EXERCISE TEXT: Begin
The 2007 Ford Fusion with an inline four-cylinder engine and fivespeed manual transmission presents something of a conundrum.
I thought no car could coax me away from the comfort of an automatic transmission, especially for the bumper-to-bumper crawl of "rush" hour. The few manual transmissions I've sampled have been OK, but they were on small cramped cars with barely acceptable rides. The five-passenger Fusion says it doesn't have to be that way. You can enjoy a more spacious vehicle, be more involved with driving, and pocket the $850 cost of the usually optional automatic.
The pleasure of driving the midsized Fusion comes in part from the smooth and light clutch and the crisp shifter. Cars with automatic transmissions ask for little involvement. The Fusion asks that you engage your mind, not just your right foot, and it responds with a low-stress and entertaining experience, even in traffic.
That's possible because the torque band on Ford's 2.3-liter I4 is wide enough to let the car slow to 35 mph in fifth and still accelerate to highway speeds, without engine complaints. You can perform similar feats in other gears as well, so you don't have to do a lot of shifting as traffic slows and quickens.
And when you must shift, the clutch engages smoothly with little effort and no vibration. In fact, let the pedal up a bit and the car creeps. That's useful when backing out of parking spaces where control is more important than speed. And the shifter just clicks into gears.
Now you're thinking: what kind of performance can you get out of a 2.3-liter engine? It must be anemic, especially with gear ratios stacked for a 31-mpg highway rating (if you believe the EPA). Surprise again. You can do a lot with 160 hp and the right gear. For instance, in a second-gear experiment with the tach headed toward 4,000 rpm, Mrs. D. began forcefully insisting I slow down. She was quite taken aback with acceleration you might describe as neck snapping. It's almost as brisk in third gear, which makes merging on busy freeways no great chore. The engine sports variable timing on the intake valves to help produce that power, and it lets the engine purr quietly at stop lights.
The ride is also smooth and quiet, more like a larger car. An independent suspension all around helps. And the interior is modern, attractive, and uncluttered as you'd expect. A few notable features include front-seat side air bags, a 17-gallon tank, and fourwheel power-disk brakes.
Base price for the four-door Fusion SE is $18,155. Not bad. With accessories (appearance package: $395, antilock brakes: $595, upgraded sound system: $420) the sticker climbs to $20,460. Still not bad. Newspaper listings showed SE model prices below $19,000.
We calculated 26.2 mpg after a week of mostly city driving. Oddly, the EPA gives models with manual and automatic transmissions the same mileage estimates, 23/31 city/highway. But the manual has hidden advantages: It's 57-lb lighter and less expensive. With street prices below $19,000 and respectable mpg figures, I'd say skip the automatic and stick with the stick.
EXERCISE TEXT: End
EXTRACTED INFORMATION: Begin
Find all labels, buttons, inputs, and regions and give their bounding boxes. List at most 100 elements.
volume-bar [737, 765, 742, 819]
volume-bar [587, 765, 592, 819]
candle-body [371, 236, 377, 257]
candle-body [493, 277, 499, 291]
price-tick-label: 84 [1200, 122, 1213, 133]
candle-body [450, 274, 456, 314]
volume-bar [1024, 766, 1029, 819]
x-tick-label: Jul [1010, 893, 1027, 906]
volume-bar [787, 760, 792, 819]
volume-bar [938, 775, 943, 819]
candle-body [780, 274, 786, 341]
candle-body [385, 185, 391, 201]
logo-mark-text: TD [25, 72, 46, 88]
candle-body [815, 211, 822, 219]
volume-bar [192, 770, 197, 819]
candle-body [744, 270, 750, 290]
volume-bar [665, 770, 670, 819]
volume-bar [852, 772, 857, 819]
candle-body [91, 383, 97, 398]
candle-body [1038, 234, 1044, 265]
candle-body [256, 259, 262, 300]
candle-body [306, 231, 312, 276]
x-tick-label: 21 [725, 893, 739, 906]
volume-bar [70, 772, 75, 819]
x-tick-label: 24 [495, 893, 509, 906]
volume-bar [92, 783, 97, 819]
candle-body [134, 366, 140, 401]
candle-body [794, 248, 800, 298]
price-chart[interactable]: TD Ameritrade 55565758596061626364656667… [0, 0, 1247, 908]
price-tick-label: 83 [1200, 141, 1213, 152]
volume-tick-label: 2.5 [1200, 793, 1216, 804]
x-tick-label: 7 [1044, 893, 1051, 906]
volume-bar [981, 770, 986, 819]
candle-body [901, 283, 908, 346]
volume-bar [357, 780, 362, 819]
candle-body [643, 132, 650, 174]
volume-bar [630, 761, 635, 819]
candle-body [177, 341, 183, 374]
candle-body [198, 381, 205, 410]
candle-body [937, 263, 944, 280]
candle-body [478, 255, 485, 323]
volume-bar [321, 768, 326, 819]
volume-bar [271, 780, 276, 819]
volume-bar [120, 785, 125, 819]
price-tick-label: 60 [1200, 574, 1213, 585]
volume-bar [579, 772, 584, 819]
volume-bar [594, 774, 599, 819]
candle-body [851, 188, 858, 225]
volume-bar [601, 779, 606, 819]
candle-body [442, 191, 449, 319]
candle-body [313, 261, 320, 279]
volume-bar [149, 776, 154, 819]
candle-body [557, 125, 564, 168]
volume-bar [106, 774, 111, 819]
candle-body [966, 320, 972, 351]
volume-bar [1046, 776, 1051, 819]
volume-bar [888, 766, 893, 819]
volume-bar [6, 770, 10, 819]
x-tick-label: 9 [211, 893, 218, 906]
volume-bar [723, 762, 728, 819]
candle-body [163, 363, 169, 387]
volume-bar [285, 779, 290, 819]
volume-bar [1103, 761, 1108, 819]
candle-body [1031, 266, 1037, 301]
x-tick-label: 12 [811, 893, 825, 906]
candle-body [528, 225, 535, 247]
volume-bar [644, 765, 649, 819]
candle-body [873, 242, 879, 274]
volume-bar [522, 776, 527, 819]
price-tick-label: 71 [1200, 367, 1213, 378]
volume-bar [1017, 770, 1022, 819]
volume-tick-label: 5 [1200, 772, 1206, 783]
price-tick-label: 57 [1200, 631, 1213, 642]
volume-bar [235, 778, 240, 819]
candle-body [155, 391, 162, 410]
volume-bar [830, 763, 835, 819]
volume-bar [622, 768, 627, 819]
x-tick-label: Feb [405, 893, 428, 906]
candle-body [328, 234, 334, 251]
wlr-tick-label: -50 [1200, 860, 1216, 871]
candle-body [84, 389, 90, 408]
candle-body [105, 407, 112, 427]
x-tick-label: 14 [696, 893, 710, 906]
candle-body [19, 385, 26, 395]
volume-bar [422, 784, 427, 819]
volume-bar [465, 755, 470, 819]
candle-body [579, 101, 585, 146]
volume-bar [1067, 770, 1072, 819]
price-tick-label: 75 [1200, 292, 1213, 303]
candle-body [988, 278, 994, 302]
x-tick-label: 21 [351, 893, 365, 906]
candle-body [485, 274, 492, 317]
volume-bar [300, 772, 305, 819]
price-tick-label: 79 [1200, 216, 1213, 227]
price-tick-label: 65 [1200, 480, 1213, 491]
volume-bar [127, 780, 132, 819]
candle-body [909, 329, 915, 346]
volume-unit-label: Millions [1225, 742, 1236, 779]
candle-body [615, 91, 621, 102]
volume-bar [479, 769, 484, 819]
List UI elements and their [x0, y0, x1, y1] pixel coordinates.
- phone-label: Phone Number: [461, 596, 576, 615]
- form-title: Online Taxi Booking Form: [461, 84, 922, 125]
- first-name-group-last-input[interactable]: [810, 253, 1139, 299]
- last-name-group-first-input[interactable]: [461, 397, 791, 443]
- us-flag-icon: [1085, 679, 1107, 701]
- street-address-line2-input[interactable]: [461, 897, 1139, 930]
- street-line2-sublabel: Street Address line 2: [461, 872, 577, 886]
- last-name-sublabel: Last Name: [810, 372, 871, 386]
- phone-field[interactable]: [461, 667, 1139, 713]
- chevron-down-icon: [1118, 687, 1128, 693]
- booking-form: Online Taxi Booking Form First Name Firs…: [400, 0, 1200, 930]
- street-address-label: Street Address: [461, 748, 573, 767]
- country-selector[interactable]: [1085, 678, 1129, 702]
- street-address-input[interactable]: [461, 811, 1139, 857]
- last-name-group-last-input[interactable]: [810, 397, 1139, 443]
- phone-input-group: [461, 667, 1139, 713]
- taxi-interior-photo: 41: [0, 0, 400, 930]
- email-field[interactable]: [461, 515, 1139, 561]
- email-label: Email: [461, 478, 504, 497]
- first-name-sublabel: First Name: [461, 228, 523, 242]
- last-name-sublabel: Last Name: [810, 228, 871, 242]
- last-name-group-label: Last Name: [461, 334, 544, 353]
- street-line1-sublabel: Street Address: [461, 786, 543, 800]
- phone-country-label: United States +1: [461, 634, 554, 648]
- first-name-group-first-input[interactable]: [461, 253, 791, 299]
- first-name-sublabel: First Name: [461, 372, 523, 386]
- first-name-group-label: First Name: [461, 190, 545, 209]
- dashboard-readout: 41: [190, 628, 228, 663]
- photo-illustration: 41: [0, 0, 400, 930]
EXTRACTED INFORMATION: End
§ USING THE INFORMATION:
**A)** Summarize the Ford Fusion review in two sentences.
**B)** Retype the passage of the Ford Fusion review starting at "The ride is" and ending at "prices below $19,000.".
**C)** In the Ford Fusion review, what fuel economy was calculated after a week of mostly city driving?
This material was taken from a different source than the Ford Fusion review.

§ EXPECTED RESPONSES:
**A)** The 2007 Ford Fusion with a 2.3-liter four-cylinder engine and five-speed manual transmission offers a smooth clutch, a crisp shifter, a wide torque band, brisk acceleration and a smooth, quiet ride in a spacious car. With street prices below $19,000, a calculated 26.2 mpg in mostly city driving, and less weight and cost than the automatic, the reviewer recommends the manual.

**B)**
The ride is also smooth and quiet, more like a larger car. An independent suspension all around helps. And the interior is modern, attractive, and uncluttered as you'd expect. A few notable features include front-seat side air bags, a 17-gallon tank, and fourwheel power-disk brakes.
Base price for the four-door Fusion SE is $18,155. Not bad. With accessories (appearance package: $395, antilock brakes: $595, upgraded sound system: $420) the sticker climbs to $20,460. Still not bad. Newspaper listings showed SE model prices below $19,000.

**C)** 26.2 mpg.